* [OBJECTIVE]: Produce an exact copy of all the data below, dropping every image.

* [RAW DATA]:
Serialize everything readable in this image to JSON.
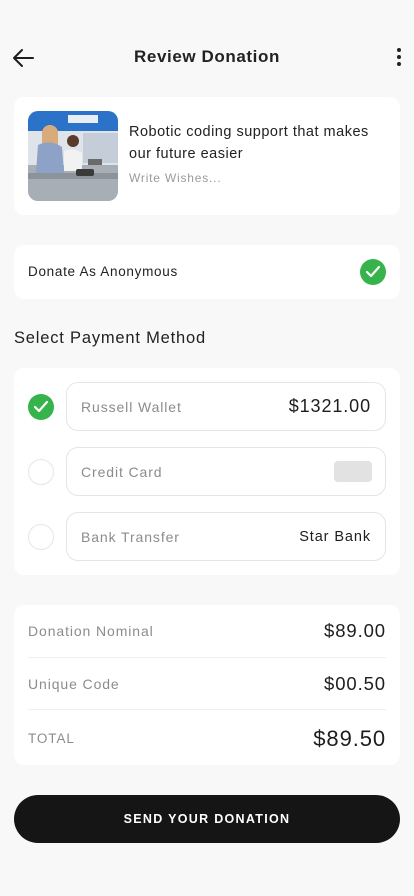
{
  "header": {
    "title": "Review Donation",
    "back_icon": "arrow-left-icon",
    "more_icon": "more-vertical-icon"
  },
  "campaign": {
    "title": "Robotic coding support that makes our future easier",
    "wish_placeholder": "Write Wishes..."
  },
  "anonymous": {
    "label": "Donate As Anonymous",
    "checked": true
  },
  "payment": {
    "section_title": "Select Payment Method",
    "methods": [
      {
        "label": "Russell Wallet",
        "value": "$1321.00",
        "selected": true
      },
      {
        "label": "Credit Card",
        "value": "",
        "selected": false
      },
      {
        "label": "Bank Transfer",
        "value": "Star Bank",
        "selected": false
      }
    ]
  },
  "summary": {
    "rows": [
      {
        "label": "Donation Nominal",
        "value": "$89.00"
      },
      {
        "label": "Unique Code",
        "value": "$00.50"
      },
      {
        "label": "TOTAL",
        "value": "$89.50"
      }
    ]
  },
  "cta": {
    "label": "SEND YOUR DONATION"
  },
  "colors": {
    "accent_green": "#36b34a",
    "button_dark": "#151515",
    "background": "#f8f8f8"
  }
}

* [RESULT OF THE EXERCISE]:
Serialize everything readable in this image to JSON.
{
  "header": {
    "title": "Review Donation",
    "back_icon": "arrow-left-icon",
    "more_icon": "more-vertical-icon"
  },
  "campaign": {
    "title": "Robotic coding support that makes our future easier",
    "wish_placeholder": "Write Wishes..."
  },
  "anonymous": {
    "label": "Donate As Anonymous",
    "checked": true
  },
  "payment": {
    "section_title": "Select Payment Method",
    "methods": [
      {
        "label": "Russell Wallet",
        "value": "$1321.00",
        "selected": true
      },
      {
        "label": "Credit Card",
        "value": "",
        "selected": false
      },
      {
        "label": "Bank Transfer",
        "value": "Star Bank",
        "selected": false
      }
    ]
  },
  "summary": {
    "rows": [
      {
        "label": "Donation Nominal",
        "value": "$89.00"
      },
      {
        "label": "Unique Code",
        "value": "$00.50"
      },
      {
        "label": "TOTAL",
        "value": "$89.50"
      }
    ]
  },
  "cta": {
    "label": "SEND YOUR DONATION"
  },
  "colors": {
    "accent_green": "#36b34a",
    "button_dark": "#151515",
    "background": "#f8f8f8"
  }
}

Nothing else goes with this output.